Find the lines holding the word "name" and collect them.

## Extracted records
>>>

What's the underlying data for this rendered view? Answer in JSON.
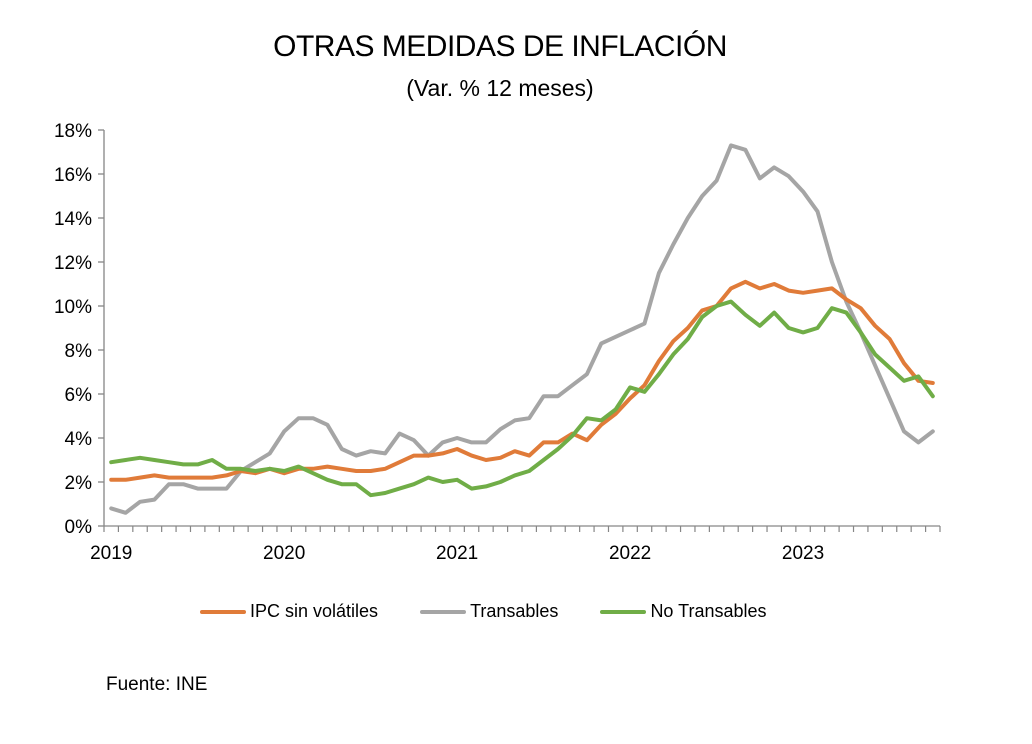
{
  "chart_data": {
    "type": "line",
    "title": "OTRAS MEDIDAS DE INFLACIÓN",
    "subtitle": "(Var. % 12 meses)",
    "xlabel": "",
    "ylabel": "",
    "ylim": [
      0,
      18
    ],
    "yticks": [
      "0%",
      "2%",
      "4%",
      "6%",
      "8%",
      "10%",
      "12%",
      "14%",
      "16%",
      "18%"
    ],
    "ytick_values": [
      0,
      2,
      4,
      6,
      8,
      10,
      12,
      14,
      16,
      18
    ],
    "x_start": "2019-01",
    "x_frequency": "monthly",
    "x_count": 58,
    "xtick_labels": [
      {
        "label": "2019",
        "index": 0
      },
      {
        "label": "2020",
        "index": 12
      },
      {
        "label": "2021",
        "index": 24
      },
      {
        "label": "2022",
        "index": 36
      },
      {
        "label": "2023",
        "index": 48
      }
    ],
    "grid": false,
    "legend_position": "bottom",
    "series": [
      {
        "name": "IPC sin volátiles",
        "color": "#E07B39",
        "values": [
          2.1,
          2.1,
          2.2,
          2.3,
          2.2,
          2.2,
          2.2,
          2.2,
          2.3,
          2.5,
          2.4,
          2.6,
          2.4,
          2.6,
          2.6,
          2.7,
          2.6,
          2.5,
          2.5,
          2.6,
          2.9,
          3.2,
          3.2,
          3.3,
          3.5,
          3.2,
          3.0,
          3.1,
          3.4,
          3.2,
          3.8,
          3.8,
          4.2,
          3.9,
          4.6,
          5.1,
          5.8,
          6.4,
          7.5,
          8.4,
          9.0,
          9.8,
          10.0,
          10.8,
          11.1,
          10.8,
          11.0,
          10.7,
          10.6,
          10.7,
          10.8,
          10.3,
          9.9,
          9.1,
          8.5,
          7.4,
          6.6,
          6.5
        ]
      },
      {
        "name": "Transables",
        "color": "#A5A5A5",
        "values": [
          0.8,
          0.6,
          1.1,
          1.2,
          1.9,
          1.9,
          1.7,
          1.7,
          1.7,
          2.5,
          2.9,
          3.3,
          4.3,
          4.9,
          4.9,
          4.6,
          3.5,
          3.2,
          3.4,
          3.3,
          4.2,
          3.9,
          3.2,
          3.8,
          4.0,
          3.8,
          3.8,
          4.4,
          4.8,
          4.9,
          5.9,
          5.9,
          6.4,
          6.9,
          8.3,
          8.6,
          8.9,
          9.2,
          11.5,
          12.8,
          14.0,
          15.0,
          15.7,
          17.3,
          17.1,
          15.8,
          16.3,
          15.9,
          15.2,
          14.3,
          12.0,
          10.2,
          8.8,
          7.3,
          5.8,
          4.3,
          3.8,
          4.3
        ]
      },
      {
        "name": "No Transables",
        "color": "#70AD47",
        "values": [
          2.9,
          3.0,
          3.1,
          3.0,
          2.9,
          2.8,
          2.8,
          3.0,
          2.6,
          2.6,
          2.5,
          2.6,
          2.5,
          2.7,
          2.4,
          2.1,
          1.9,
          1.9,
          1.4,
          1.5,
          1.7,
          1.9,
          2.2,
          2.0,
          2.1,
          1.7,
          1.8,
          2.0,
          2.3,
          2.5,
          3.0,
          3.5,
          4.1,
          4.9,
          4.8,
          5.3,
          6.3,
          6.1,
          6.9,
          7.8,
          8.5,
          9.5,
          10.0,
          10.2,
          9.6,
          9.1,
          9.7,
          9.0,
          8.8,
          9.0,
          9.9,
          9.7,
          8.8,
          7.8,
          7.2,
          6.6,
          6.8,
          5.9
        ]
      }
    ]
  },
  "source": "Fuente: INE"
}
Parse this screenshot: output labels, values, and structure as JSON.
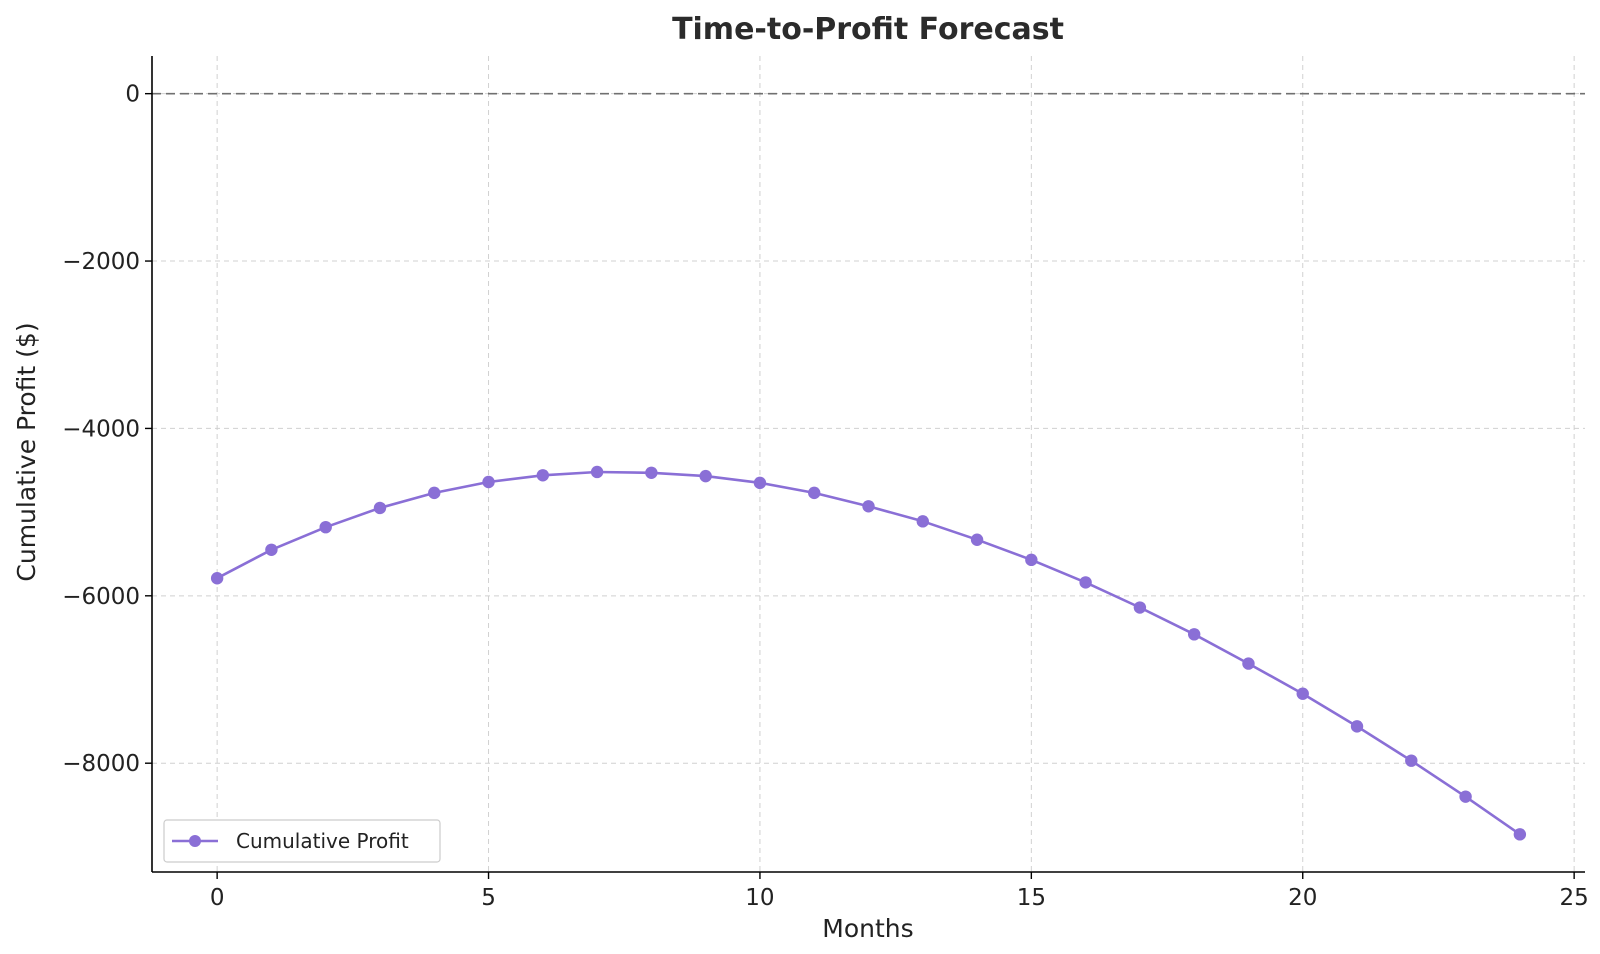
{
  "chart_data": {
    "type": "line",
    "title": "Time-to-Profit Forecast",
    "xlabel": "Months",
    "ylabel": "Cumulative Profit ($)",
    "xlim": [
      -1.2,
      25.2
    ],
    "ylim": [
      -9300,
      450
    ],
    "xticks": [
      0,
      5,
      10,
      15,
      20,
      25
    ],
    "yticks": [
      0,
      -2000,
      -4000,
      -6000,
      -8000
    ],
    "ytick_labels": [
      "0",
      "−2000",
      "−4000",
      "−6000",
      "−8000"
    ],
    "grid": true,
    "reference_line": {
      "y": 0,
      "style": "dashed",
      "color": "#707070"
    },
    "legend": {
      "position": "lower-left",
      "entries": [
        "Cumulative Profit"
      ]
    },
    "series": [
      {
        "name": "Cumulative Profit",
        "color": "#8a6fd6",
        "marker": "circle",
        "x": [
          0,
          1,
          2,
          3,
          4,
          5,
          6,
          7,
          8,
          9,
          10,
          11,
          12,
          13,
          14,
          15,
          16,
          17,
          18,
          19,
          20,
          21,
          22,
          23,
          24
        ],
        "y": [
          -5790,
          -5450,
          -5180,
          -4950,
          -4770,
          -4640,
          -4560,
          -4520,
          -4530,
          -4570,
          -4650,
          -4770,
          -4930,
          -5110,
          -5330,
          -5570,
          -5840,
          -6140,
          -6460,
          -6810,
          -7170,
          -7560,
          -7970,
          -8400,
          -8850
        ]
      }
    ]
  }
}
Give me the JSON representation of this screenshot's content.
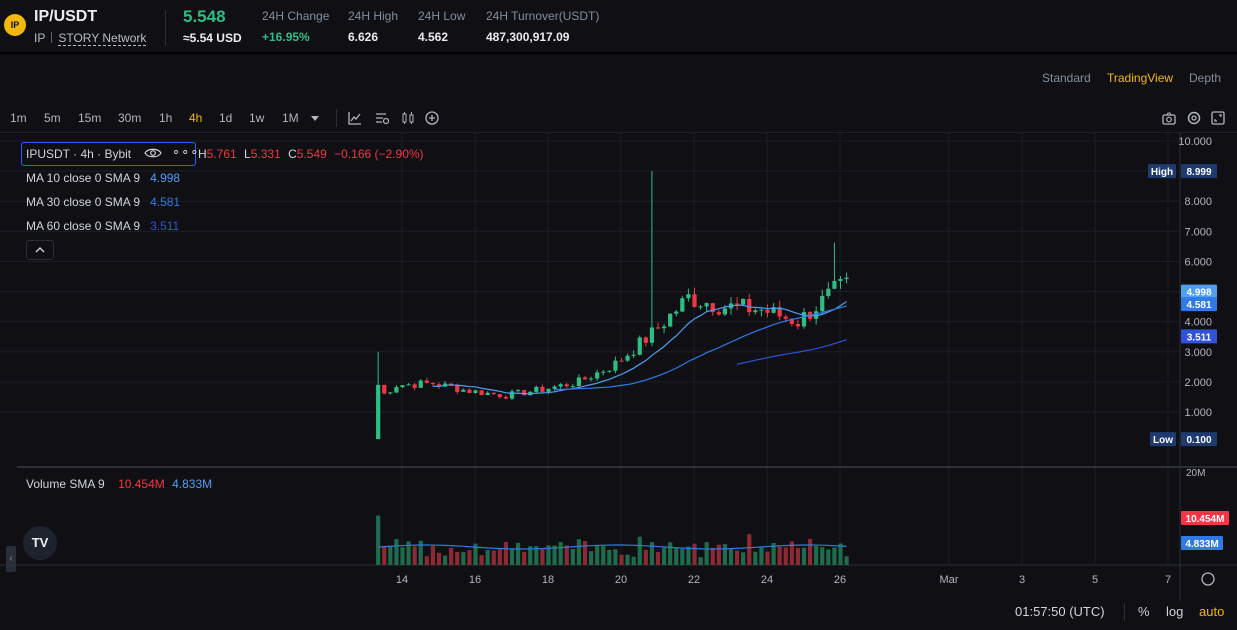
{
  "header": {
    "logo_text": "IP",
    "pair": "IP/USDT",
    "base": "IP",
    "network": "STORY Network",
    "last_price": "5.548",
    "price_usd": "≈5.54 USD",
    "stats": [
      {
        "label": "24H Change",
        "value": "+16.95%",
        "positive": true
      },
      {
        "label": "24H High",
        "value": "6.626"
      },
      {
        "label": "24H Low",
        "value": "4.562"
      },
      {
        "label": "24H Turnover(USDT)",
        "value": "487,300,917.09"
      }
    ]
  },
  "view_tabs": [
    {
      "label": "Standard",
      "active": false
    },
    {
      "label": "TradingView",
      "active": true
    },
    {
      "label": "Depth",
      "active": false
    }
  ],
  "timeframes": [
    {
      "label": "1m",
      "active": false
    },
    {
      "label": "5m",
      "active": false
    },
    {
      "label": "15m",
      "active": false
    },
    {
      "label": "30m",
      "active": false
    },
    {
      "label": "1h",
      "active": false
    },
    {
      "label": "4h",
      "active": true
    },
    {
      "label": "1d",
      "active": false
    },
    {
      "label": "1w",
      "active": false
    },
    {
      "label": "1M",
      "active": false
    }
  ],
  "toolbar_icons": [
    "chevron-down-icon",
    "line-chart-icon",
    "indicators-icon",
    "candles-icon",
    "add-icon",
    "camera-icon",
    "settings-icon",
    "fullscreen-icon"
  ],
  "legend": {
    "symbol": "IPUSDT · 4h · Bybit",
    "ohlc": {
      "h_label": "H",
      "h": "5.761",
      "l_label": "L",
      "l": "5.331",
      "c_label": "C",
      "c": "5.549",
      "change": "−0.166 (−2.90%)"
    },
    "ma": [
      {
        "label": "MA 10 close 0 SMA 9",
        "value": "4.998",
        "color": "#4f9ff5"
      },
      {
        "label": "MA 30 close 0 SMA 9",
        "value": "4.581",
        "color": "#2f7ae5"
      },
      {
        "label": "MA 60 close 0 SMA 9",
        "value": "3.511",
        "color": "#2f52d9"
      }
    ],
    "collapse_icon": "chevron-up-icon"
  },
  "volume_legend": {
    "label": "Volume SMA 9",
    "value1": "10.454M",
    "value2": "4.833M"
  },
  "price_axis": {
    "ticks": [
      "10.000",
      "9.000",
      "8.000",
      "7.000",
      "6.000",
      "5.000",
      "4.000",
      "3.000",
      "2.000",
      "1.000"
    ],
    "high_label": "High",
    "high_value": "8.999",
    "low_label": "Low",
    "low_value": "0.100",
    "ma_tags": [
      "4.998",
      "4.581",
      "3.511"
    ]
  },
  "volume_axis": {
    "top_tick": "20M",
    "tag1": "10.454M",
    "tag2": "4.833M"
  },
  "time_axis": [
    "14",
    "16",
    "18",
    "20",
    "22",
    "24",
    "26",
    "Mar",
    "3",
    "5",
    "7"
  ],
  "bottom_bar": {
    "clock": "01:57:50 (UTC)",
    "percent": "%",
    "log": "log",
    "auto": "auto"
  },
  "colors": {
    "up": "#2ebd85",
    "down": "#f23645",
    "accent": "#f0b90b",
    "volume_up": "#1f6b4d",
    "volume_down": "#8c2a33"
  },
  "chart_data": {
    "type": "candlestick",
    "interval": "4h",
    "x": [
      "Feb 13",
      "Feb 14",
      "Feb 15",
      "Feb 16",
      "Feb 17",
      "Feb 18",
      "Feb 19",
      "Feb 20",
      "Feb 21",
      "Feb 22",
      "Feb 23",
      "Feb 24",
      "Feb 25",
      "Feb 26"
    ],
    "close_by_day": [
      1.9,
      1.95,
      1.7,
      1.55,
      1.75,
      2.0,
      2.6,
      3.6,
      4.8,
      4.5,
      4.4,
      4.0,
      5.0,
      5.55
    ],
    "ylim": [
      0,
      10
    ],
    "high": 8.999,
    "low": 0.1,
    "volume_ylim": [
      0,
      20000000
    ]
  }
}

<<<

## Task result
        "name": "IPC sin volátiles",
        "name": "Transables",
        "name": "No Transables",
        "name": "Cumulative Profit",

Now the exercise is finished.